→ **MATERIAL FOR THIS EXERCISE**
** BEGIN **

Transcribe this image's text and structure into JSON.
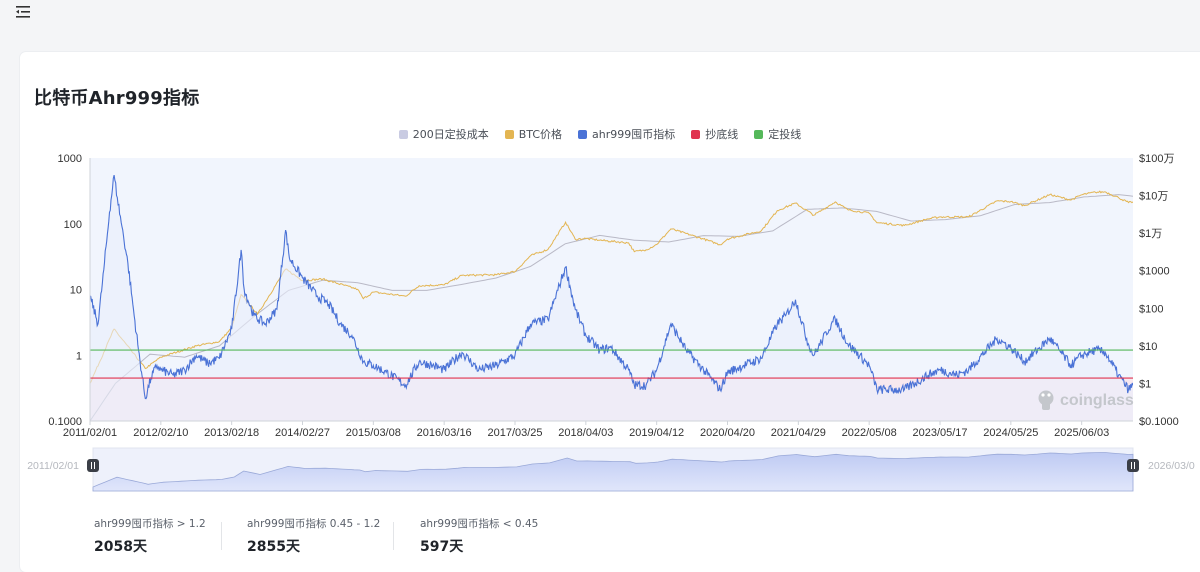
{
  "page": {
    "title": "比特币Ahr999指标",
    "watermark": "coinglass"
  },
  "legend": [
    {
      "name": "200日定投成本",
      "color": "#c9cbe2"
    },
    {
      "name": "BTC价格",
      "color": "#e3b552"
    },
    {
      "name": "ahr999囤币指标",
      "color": "#4a72d6"
    },
    {
      "name": "抄底线",
      "color": "#e0334f"
    },
    {
      "name": "定投线",
      "color": "#55b85a"
    }
  ],
  "stats": [
    {
      "label": "ahr999囤币指标 > 1.2",
      "value": "2058天"
    },
    {
      "label": "ahr999囤币指标 0.45 - 1.2",
      "value": "2855天"
    },
    {
      "label": "ahr999囤币指标 < 0.45",
      "value": "597天"
    }
  ],
  "slider": {
    "start_label": "2011/02/01",
    "end_label": "2026/03/0"
  },
  "chart_data": {
    "type": "line",
    "x_tick_labels": [
      "2011/02/01",
      "2012/02/10",
      "2013/02/18",
      "2014/02/27",
      "2015/03/08",
      "2016/03/16",
      "2017/03/25",
      "2018/04/03",
      "2019/04/12",
      "2020/04/20",
      "2021/04/29",
      "2022/05/08",
      "2023/05/17",
      "2024/05/25",
      "2025/06/03"
    ],
    "y_left": {
      "scale": "log",
      "range": [
        0.1,
        1000
      ],
      "tick_labels": [
        "1000",
        "100",
        "10",
        "1",
        "0.1000"
      ]
    },
    "y_right": {
      "scale": "log",
      "range": [
        0.1,
        1000000
      ],
      "tick_labels": [
        "$100万",
        "$10万",
        "$1万",
        "$1000",
        "$100",
        "$10",
        "$1",
        "$0.1000"
      ]
    },
    "grid": false,
    "legend_position": "top-center",
    "thresholds": [
      {
        "name": "抄底线",
        "value": 0.45,
        "color": "#e0334f"
      },
      {
        "name": "定投线",
        "value": 1.2,
        "color": "#55b85a"
      }
    ],
    "series": [
      {
        "name": "ahr999囤币指标",
        "axis": "left",
        "color": "#4a72d6",
        "points": [
          [
            "2011/02/01",
            8
          ],
          [
            "2011/03/15",
            3
          ],
          [
            "2011/04/15",
            20
          ],
          [
            "2011/05/15",
            150
          ],
          [
            "2011/06/08",
            550
          ],
          [
            "2011/06/25",
            250
          ],
          [
            "2011/07/20",
            90
          ],
          [
            "2011/08/20",
            25
          ],
          [
            "2011/09/15",
            6
          ],
          [
            "2011/10/15",
            1.2
          ],
          [
            "2011/11/20",
            0.22
          ],
          [
            "2011/12/20",
            0.45
          ],
          [
            "2012/01/20",
            0.7
          ],
          [
            "2012/02/10",
            0.6
          ],
          [
            "2012/04/15",
            0.5
          ],
          [
            "2012/06/15",
            0.6
          ],
          [
            "2012/08/15",
            1.0
          ],
          [
            "2012/10/15",
            0.75
          ],
          [
            "2012/12/15",
            0.9
          ],
          [
            "2013/02/18",
            2.5
          ],
          [
            "2013/04/09",
            40
          ],
          [
            "2013/04/25",
            10
          ],
          [
            "2013/06/15",
            4
          ],
          [
            "2013/08/15",
            3
          ],
          [
            "2013/10/15",
            5
          ],
          [
            "2013/11/30",
            80
          ],
          [
            "2013/12/20",
            30
          ],
          [
            "2014/02/27",
            15
          ],
          [
            "2014/05/15",
            8
          ],
          [
            "2014/07/15",
            6
          ],
          [
            "2014/09/15",
            3
          ],
          [
            "2014/11/15",
            2
          ],
          [
            "2015/01/15",
            0.8
          ],
          [
            "2015/03/08",
            0.7
          ],
          [
            "2015/05/15",
            0.55
          ],
          [
            "2015/08/25",
            0.35
          ],
          [
            "2015/11/05",
            0.8
          ],
          [
            "2016/01/15",
            0.7
          ],
          [
            "2016/03/16",
            0.6
          ],
          [
            "2016/06/18",
            1.1
          ],
          [
            "2016/09/15",
            0.6
          ],
          [
            "2016/12/15",
            0.7
          ],
          [
            "2017/03/25",
            1.0
          ],
          [
            "2017/06/15",
            3
          ],
          [
            "2017/09/15",
            3.5
          ],
          [
            "2017/12/17",
            22
          ],
          [
            "2018/02/06",
            5
          ],
          [
            "2018/04/03",
            2
          ],
          [
            "2018/06/15",
            1.2
          ],
          [
            "2018/08/15",
            1.3
          ],
          [
            "2018/11/15",
            0.6
          ],
          [
            "2018/12/15",
            0.35
          ],
          [
            "2019/02/15",
            0.35
          ],
          [
            "2019/04/12",
            0.6
          ],
          [
            "2019/06/26",
            3
          ],
          [
            "2019/09/15",
            1.2
          ],
          [
            "2019/12/15",
            0.6
          ],
          [
            "2020/03/13",
            0.3
          ],
          [
            "2020/04/20",
            0.55
          ],
          [
            "2020/07/15",
            0.7
          ],
          [
            "2020/10/15",
            0.9
          ],
          [
            "2021/01/08",
            3
          ],
          [
            "2021/02/21",
            4
          ],
          [
            "2021/04/14",
            7
          ],
          [
            "2021/06/20",
            1.5
          ],
          [
            "2021/07/20",
            1.0
          ],
          [
            "2021/10/20",
            3
          ],
          [
            "2021/11/10",
            3.5
          ],
          [
            "2022/01/15",
            1.5
          ],
          [
            "2022/05/08",
            0.7
          ],
          [
            "2022/06/18",
            0.3
          ],
          [
            "2022/11/10",
            0.3
          ],
          [
            "2023/03/15",
            0.5
          ],
          [
            "2023/05/17",
            0.6
          ],
          [
            "2023/08/15",
            0.5
          ],
          [
            "2023/10/15",
            0.6
          ],
          [
            "2024/03/13",
            1.8
          ],
          [
            "2024/05/25",
            1.3
          ],
          [
            "2024/08/05",
            0.8
          ],
          [
            "2024/12/17",
            1.8
          ],
          [
            "2025/04/08",
            0.7
          ],
          [
            "2025/06/03",
            1.0
          ],
          [
            "2025/08/14",
            1.2
          ],
          [
            "2025/10/06",
            1.1
          ],
          [
            "2025/12/15",
            0.5
          ],
          [
            "2026/02/05",
            0.3
          ],
          [
            "2026/03/01",
            0.35
          ]
        ]
      },
      {
        "name": "BTC价格",
        "axis": "right",
        "color": "#e3b552",
        "points": [
          [
            "2011/02/01",
            1
          ],
          [
            "2011/06/08",
            28
          ],
          [
            "2011/11/20",
            2.5
          ],
          [
            "2012/02/10",
            5
          ],
          [
            "2012/08/15",
            10
          ],
          [
            "2012/12/15",
            13
          ],
          [
            "2013/02/18",
            30
          ],
          [
            "2013/04/09",
            230
          ],
          [
            "2013/07/05",
            70
          ],
          [
            "2013/11/30",
            1100
          ],
          [
            "2014/02/27",
            550
          ],
          [
            "2014/06/15",
            600
          ],
          [
            "2014/12/15",
            320
          ],
          [
            "2015/01/14",
            180
          ],
          [
            "2015/03/08",
            270
          ],
          [
            "2015/08/25",
            210
          ],
          [
            "2015/11/05",
            400
          ],
          [
            "2016/03/16",
            420
          ],
          [
            "2016/06/18",
            750
          ],
          [
            "2016/12/15",
            780
          ],
          [
            "2017/03/25",
            950
          ],
          [
            "2017/06/15",
            2500
          ],
          [
            "2017/09/15",
            3700
          ],
          [
            "2017/12/17",
            19500
          ],
          [
            "2018/02/06",
            6900
          ],
          [
            "2018/04/03",
            7200
          ],
          [
            "2018/06/15",
            6500
          ],
          [
            "2018/11/15",
            5500
          ],
          [
            "2018/12/15",
            3200
          ],
          [
            "2019/02/15",
            3600
          ],
          [
            "2019/04/12",
            5000
          ],
          [
            "2019/06/26",
            13000
          ],
          [
            "2019/12/15",
            7000
          ],
          [
            "2020/03/13",
            4900
          ],
          [
            "2020/04/20",
            7000
          ],
          [
            "2020/10/15",
            11500
          ],
          [
            "2021/01/08",
            40000
          ],
          [
            "2021/04/14",
            63000
          ],
          [
            "2021/07/20",
            30000
          ],
          [
            "2021/11/10",
            68000
          ],
          [
            "2022/01/15",
            42000
          ],
          [
            "2022/05/08",
            34000
          ],
          [
            "2022/06/18",
            19000
          ],
          [
            "2022/11/10",
            16000
          ],
          [
            "2023/03/15",
            24000
          ],
          [
            "2023/05/17",
            27000
          ],
          [
            "2023/10/15",
            27000
          ],
          [
            "2024/03/13",
            72000
          ],
          [
            "2024/05/25",
            69000
          ],
          [
            "2024/08/05",
            54000
          ],
          [
            "2024/12/17",
            106000
          ],
          [
            "2025/04/08",
            76000
          ],
          [
            "2025/06/03",
            105000
          ],
          [
            "2025/08/14",
            123000
          ],
          [
            "2025/10/06",
            125000
          ],
          [
            "2025/12/15",
            88000
          ],
          [
            "2026/02/05",
            65000
          ],
          [
            "2026/03/01",
            68000
          ]
        ]
      },
      {
        "name": "200日定投成本",
        "axis": "right",
        "color": "#b9b9c6",
        "points": [
          [
            "2011/02/01",
            0.1
          ],
          [
            "2011/06/15",
            1
          ],
          [
            "2011/12/15",
            6
          ],
          [
            "2012/06/15",
            5
          ],
          [
            "2012/12/15",
            10
          ],
          [
            "2013/06/15",
            60
          ],
          [
            "2013/12/15",
            300
          ],
          [
            "2014/06/15",
            560
          ],
          [
            "2014/12/15",
            480
          ],
          [
            "2015/06/15",
            300
          ],
          [
            "2015/12/15",
            300
          ],
          [
            "2016/06/15",
            430
          ],
          [
            "2016/12/15",
            640
          ],
          [
            "2017/06/15",
            1300
          ],
          [
            "2017/12/15",
            5200
          ],
          [
            "2018/06/15",
            8700
          ],
          [
            "2018/12/15",
            6500
          ],
          [
            "2019/06/15",
            5800
          ],
          [
            "2019/12/15",
            8600
          ],
          [
            "2020/06/15",
            8200
          ],
          [
            "2020/12/15",
            11500
          ],
          [
            "2021/06/15",
            43000
          ],
          [
            "2021/12/15",
            47000
          ],
          [
            "2022/06/15",
            38000
          ],
          [
            "2022/12/15",
            21000
          ],
          [
            "2023/06/15",
            23000
          ],
          [
            "2023/12/15",
            29000
          ],
          [
            "2024/06/15",
            58000
          ],
          [
            "2024/12/15",
            65000
          ],
          [
            "2025/06/15",
            92000
          ],
          [
            "2025/12/15",
            106000
          ],
          [
            "2026/03/01",
            96000
          ]
        ]
      }
    ]
  }
}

** END **

→ **TASK TO CARRY OUT**
Copy every line of the listing that includes the string "color".

→ **SOLUTION FOR THIS TASK**
      "color": "#c9cbe2"
      "color": "#e3b552"
      "color": "#4a72d6"
      "color": "#e0334f"
      "color": "#55b85a"
        "color": "#e0334f"
        "color": "#55b85a"
        "color": "#4a72d6",
        "color": "#e3b552",
        "color": "#b9b9c6",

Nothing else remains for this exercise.